* [Task requirements]: In the entries below, find the lines with the word "CORRELATION" and copy them.

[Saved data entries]
====================
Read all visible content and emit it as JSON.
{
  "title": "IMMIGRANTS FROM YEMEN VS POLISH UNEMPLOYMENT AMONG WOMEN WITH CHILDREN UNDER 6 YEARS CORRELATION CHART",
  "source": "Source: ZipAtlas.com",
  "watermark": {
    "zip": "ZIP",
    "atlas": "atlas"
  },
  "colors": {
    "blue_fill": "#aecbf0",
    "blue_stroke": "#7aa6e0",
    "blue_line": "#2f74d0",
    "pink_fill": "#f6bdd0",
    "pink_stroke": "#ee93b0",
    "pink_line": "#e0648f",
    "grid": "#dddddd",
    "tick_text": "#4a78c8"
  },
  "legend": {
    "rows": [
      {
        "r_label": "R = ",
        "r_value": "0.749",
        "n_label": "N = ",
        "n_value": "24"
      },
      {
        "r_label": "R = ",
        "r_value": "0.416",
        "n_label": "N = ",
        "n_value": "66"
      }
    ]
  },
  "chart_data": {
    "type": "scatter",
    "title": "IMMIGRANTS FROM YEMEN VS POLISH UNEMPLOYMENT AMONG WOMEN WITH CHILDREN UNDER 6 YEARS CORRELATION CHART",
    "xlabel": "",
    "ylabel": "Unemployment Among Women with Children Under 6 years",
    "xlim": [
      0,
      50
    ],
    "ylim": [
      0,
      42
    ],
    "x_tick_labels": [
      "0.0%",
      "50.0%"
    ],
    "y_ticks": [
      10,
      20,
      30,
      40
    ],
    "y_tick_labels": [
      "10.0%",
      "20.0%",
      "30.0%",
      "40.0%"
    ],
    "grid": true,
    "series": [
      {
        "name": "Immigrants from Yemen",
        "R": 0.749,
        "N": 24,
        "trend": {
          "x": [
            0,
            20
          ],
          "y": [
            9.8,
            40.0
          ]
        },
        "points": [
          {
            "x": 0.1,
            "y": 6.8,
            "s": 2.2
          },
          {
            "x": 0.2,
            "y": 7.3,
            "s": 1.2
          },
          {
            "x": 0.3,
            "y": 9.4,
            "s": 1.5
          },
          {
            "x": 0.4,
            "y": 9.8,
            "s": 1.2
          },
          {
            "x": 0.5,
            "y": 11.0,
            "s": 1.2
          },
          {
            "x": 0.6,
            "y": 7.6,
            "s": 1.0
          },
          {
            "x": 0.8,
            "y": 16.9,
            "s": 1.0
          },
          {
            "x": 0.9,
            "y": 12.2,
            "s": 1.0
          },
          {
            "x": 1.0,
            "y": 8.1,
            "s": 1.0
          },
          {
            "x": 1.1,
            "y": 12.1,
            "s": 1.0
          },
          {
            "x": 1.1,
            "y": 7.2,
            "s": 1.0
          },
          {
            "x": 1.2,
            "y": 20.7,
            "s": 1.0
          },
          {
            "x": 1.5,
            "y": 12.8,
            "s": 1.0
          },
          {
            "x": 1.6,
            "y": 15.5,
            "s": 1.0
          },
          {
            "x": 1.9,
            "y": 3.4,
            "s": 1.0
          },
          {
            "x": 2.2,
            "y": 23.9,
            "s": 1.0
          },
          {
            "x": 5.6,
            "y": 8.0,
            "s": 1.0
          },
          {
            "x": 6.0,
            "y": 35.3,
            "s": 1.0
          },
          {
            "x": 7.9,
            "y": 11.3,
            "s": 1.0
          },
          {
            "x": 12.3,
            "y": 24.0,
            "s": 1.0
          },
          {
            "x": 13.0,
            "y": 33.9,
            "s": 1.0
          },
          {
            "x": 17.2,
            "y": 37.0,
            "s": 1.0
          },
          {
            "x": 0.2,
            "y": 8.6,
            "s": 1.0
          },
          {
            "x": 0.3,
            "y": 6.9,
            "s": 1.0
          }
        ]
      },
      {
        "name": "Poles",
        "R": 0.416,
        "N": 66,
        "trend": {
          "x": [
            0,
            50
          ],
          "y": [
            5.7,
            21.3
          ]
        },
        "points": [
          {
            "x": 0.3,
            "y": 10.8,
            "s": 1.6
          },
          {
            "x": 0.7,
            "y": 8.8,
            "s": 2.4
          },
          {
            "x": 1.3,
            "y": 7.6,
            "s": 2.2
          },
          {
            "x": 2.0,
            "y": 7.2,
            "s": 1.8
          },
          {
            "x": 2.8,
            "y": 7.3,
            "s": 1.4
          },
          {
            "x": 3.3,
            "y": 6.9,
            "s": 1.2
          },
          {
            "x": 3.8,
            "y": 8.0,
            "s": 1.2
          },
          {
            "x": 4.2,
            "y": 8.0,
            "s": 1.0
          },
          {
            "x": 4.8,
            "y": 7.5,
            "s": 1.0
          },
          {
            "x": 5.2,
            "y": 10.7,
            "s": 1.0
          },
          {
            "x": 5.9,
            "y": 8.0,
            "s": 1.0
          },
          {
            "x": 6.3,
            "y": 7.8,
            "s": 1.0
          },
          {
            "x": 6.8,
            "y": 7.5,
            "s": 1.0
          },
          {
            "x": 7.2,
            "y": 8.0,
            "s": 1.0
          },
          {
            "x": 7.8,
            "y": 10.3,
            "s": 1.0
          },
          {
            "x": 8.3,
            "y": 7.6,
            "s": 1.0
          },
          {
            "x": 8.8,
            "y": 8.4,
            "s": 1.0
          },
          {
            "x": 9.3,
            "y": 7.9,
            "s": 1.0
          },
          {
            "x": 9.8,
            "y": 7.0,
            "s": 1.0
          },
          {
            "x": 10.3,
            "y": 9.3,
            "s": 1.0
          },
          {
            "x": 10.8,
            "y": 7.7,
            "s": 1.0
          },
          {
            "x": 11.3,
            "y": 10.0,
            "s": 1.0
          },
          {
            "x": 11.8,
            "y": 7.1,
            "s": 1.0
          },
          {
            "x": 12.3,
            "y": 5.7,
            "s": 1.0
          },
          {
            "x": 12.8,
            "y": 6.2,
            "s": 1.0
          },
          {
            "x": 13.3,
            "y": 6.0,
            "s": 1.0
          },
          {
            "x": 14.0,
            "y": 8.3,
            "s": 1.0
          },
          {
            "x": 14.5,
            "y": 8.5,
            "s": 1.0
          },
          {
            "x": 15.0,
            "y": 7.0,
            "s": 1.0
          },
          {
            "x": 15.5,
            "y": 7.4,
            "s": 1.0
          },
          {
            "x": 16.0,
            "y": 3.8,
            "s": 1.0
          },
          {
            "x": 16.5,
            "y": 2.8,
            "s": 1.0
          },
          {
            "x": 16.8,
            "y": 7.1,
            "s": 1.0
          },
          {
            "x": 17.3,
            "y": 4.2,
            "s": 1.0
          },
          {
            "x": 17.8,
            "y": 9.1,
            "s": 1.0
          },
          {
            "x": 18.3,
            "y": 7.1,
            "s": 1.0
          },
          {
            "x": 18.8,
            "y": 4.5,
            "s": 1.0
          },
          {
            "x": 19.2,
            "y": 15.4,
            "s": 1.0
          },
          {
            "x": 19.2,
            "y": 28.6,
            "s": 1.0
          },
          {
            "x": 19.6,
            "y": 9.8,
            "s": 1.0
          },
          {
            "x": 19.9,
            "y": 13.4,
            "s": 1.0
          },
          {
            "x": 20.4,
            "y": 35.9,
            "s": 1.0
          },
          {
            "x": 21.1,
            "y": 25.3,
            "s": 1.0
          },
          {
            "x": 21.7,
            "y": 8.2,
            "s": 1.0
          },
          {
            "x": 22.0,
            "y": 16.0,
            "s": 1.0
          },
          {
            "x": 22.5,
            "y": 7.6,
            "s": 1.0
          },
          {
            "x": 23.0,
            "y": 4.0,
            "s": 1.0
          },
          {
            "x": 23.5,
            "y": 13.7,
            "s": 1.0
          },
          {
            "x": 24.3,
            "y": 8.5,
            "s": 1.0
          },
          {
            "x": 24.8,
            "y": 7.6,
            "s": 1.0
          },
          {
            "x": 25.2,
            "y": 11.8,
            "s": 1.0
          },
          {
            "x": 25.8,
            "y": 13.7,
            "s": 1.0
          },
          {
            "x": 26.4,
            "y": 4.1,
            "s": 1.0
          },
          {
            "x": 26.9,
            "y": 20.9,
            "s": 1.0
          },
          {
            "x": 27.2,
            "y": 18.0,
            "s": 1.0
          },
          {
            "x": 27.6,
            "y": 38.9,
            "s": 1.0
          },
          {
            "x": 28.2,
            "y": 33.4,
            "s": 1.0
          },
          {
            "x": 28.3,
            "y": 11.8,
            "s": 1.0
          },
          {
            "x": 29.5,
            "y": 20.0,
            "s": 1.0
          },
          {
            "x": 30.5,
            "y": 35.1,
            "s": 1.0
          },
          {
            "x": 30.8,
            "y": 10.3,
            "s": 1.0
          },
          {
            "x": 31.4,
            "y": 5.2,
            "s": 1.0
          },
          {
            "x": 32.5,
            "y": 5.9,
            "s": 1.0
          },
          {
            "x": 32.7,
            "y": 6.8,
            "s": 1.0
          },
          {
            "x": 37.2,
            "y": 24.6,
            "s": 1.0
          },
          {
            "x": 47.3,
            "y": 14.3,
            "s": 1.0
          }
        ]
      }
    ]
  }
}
====================
* [Reply to the exercise]:
  "title": "IMMIGRANTS FROM YEMEN VS POLISH UNEMPLOYMENT AMONG WOMEN WITH CHILDREN UNDER 6 YEARS CORRELATION CHART",
    "title": "IMMIGRANTS FROM YEMEN VS POLISH UNEMPLOYMENT AMONG WOMEN WITH CHILDREN UNDER 6 YEARS CORRELATION CHART",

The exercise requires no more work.